--- Begin ---

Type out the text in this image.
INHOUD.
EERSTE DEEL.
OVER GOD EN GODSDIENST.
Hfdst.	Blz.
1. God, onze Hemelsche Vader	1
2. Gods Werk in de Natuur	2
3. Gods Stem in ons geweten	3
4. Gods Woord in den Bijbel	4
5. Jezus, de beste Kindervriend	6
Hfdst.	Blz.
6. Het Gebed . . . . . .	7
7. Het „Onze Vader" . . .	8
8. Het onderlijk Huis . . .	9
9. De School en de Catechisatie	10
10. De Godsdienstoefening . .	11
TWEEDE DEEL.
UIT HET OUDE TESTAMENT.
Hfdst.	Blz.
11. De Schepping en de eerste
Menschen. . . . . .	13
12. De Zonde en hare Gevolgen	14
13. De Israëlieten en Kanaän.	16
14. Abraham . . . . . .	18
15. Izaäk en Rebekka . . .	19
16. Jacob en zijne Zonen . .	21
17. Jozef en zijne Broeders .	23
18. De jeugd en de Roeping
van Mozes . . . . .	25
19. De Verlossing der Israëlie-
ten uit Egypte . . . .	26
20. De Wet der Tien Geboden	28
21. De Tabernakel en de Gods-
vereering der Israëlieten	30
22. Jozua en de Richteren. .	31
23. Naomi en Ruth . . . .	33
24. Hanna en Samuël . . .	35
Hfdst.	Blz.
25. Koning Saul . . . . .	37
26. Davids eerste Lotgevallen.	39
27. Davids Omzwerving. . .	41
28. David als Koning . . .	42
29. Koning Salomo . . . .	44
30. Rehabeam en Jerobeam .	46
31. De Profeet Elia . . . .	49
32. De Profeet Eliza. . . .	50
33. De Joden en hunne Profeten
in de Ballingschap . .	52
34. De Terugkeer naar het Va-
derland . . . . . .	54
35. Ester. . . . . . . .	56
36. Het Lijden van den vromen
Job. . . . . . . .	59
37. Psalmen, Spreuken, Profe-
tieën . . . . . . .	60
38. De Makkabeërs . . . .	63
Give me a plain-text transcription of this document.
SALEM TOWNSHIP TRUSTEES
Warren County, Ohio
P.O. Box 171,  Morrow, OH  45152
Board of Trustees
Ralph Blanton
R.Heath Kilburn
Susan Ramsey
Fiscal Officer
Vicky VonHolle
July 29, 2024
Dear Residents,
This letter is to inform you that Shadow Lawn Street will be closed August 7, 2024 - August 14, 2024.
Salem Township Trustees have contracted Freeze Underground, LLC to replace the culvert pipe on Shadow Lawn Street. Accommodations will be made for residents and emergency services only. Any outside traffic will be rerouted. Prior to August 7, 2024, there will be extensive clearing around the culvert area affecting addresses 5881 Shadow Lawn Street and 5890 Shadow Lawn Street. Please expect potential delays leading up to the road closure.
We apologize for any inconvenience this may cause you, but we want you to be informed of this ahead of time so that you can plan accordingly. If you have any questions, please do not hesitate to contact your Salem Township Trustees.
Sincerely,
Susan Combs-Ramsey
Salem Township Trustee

--- End ---

WHAT YOU NEED TO DO :: Your answer should be a single number: the count of lines in these records that hold the string "Koning".

WRITTEN RESPONSE :: 3